AIM OF THE TASK: Sort through the data and copy the lines holding the word "screenshot".

Start

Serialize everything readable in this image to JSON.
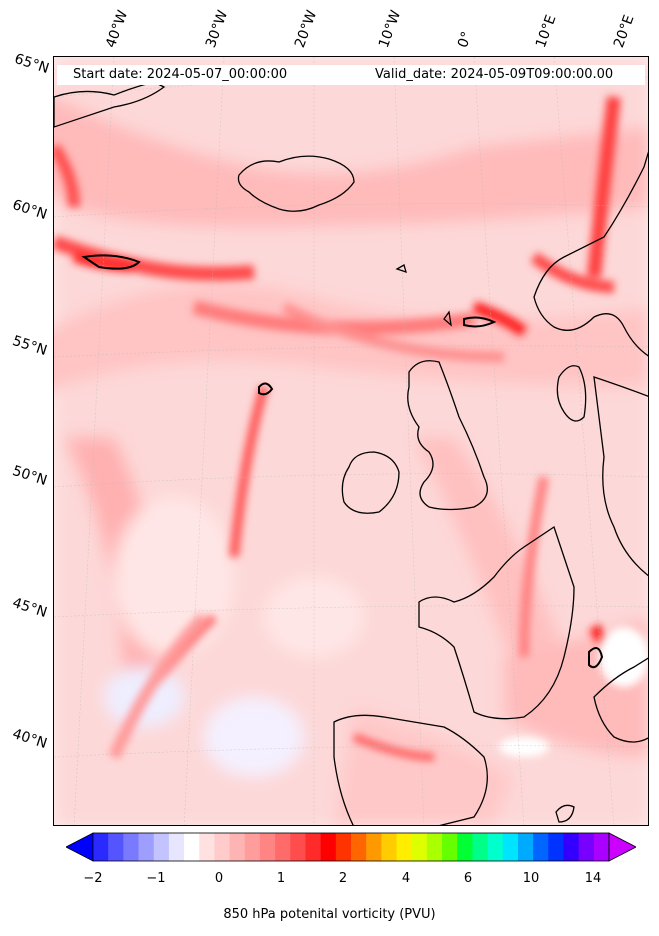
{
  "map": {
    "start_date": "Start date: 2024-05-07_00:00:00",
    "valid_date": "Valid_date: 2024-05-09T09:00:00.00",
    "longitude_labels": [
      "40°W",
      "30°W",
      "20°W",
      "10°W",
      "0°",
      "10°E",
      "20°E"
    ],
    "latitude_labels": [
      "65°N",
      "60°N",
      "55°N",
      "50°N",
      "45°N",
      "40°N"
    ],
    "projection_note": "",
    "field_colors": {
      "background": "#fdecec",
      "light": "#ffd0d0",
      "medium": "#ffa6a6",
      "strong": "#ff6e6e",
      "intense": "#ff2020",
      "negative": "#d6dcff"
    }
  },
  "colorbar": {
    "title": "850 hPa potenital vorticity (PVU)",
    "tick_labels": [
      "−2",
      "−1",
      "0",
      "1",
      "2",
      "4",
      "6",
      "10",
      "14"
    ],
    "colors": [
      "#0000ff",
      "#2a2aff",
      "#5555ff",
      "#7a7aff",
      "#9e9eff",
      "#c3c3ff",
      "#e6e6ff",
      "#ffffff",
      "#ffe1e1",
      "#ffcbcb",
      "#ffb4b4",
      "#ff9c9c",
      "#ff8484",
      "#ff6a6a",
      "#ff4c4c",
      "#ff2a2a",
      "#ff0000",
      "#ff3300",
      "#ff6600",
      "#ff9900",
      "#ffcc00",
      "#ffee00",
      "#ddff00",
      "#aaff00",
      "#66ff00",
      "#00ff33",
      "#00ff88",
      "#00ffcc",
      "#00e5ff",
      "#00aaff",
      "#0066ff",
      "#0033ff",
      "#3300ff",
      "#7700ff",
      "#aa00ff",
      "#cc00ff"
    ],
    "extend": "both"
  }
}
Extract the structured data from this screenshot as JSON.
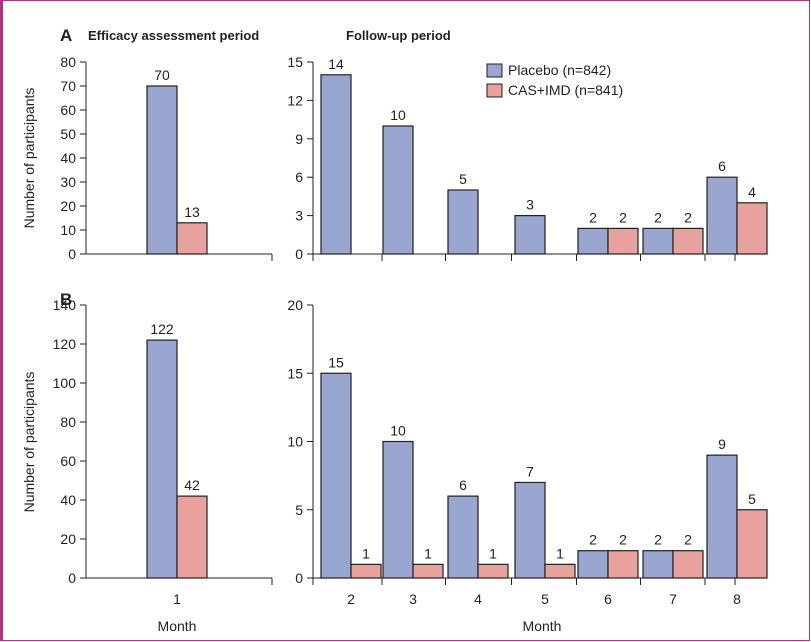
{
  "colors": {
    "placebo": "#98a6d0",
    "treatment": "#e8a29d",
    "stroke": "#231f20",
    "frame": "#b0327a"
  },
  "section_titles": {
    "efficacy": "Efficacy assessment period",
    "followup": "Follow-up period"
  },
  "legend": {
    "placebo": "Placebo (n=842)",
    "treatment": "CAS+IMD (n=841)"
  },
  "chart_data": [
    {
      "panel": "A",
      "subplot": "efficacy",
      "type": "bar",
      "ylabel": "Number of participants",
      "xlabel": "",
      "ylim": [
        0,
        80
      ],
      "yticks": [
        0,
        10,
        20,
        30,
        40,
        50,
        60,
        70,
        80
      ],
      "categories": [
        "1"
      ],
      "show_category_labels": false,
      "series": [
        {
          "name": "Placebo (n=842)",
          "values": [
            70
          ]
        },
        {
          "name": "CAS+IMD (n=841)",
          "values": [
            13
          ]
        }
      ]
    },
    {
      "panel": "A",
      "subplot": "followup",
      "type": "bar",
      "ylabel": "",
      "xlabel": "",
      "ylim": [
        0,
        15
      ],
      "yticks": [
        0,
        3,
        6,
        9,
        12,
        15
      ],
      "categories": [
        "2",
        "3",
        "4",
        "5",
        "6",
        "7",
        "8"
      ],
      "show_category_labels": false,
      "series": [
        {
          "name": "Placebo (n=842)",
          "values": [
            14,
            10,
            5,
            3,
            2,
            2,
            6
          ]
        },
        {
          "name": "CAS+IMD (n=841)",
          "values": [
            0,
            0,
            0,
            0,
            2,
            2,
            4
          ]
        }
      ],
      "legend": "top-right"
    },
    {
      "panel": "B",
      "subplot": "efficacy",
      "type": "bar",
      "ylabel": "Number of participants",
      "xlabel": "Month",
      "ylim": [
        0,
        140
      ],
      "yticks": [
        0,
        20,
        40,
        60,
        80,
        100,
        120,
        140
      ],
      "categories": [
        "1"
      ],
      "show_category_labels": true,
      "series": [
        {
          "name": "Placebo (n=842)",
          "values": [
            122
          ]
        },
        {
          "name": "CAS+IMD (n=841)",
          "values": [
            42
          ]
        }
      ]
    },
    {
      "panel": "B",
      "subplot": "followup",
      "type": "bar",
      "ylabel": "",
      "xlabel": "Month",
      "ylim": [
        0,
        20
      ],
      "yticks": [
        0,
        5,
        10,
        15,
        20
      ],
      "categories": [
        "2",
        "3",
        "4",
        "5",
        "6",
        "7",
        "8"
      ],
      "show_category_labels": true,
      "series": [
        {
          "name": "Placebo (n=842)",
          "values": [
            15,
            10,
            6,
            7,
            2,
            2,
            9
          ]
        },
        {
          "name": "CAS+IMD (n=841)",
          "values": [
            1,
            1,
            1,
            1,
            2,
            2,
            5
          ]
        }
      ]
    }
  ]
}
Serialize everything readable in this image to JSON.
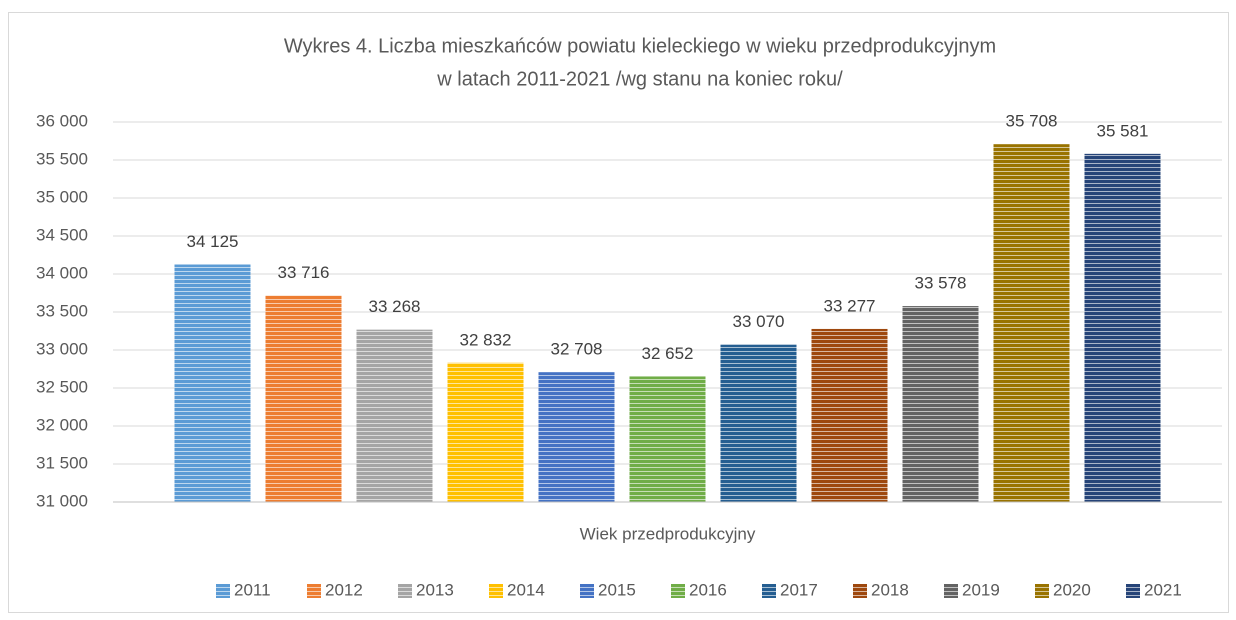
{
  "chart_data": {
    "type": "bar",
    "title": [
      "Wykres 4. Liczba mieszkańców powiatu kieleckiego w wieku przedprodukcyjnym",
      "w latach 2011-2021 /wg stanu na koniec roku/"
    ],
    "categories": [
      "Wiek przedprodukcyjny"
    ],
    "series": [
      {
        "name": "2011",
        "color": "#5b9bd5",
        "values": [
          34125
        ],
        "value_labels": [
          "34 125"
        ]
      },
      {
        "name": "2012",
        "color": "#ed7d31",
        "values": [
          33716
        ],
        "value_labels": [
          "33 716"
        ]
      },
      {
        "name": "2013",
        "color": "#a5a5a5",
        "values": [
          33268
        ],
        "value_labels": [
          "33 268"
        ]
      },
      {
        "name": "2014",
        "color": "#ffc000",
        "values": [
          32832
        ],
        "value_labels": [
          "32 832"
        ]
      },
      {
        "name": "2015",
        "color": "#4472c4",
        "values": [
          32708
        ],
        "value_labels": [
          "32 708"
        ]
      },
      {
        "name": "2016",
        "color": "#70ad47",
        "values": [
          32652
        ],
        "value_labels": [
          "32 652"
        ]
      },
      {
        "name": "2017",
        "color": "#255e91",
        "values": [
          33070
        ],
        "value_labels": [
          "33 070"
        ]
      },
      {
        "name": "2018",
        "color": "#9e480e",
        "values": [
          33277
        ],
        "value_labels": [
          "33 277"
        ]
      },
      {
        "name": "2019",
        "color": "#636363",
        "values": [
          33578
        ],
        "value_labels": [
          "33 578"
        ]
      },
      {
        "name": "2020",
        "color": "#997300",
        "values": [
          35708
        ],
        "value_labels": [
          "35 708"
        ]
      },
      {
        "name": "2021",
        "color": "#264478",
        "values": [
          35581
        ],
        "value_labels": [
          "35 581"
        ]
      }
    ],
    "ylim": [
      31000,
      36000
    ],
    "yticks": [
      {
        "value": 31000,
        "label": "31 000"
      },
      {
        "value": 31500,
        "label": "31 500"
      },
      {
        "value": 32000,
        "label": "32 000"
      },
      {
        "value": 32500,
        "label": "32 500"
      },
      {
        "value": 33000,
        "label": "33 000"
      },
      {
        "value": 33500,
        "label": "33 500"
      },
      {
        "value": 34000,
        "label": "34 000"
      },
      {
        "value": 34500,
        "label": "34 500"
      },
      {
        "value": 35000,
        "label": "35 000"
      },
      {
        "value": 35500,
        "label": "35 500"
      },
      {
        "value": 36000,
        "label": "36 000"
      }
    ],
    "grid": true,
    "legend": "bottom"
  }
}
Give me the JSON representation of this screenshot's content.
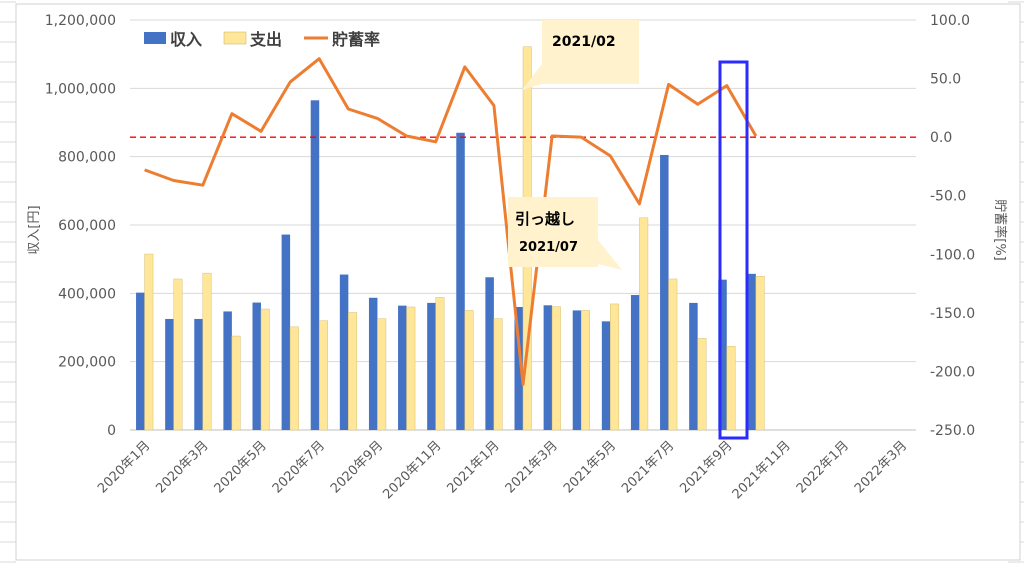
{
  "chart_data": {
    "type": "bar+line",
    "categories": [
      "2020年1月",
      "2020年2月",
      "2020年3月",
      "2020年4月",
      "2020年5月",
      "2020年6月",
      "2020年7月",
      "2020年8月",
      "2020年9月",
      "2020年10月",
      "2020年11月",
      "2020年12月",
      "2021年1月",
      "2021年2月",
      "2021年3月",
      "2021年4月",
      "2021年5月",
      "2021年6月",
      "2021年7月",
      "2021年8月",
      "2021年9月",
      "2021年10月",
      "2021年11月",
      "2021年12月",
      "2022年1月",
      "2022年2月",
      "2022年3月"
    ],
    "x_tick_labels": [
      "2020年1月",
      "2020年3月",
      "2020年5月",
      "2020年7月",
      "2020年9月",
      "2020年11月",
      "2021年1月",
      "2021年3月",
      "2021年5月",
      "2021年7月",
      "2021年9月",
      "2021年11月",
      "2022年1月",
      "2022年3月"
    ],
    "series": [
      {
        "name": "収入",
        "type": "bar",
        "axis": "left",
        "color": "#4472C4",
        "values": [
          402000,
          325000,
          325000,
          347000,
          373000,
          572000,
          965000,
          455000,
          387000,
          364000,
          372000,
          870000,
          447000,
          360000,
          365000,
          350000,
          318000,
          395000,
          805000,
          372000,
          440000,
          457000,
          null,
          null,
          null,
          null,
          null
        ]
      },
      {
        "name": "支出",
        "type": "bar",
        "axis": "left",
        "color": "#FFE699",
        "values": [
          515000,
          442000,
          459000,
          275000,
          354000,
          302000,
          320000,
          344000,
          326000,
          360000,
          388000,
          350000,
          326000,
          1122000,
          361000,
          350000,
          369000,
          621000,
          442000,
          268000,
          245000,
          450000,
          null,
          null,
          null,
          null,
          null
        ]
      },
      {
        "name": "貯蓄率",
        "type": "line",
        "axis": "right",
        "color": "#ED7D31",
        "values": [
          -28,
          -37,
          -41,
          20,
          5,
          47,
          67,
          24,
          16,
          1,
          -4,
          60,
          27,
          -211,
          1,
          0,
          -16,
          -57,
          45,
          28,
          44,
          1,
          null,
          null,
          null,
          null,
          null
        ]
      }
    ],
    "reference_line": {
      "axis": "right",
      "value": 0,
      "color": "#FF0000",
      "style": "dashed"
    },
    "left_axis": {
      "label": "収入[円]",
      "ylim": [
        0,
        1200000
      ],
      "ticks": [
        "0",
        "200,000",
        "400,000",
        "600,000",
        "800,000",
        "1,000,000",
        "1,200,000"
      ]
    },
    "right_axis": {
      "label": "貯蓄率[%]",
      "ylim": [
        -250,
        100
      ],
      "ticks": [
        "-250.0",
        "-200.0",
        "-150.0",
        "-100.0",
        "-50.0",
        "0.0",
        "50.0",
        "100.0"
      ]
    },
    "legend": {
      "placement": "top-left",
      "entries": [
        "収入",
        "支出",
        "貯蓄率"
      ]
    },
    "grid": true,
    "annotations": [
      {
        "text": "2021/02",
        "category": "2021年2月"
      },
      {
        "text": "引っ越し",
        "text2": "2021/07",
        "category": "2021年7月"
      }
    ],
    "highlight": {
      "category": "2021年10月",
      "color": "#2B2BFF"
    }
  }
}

End

TASK ANSWER:
Extract the structured data from this screenshot as JSON.
Give me the JSON representation of this screenshot's content.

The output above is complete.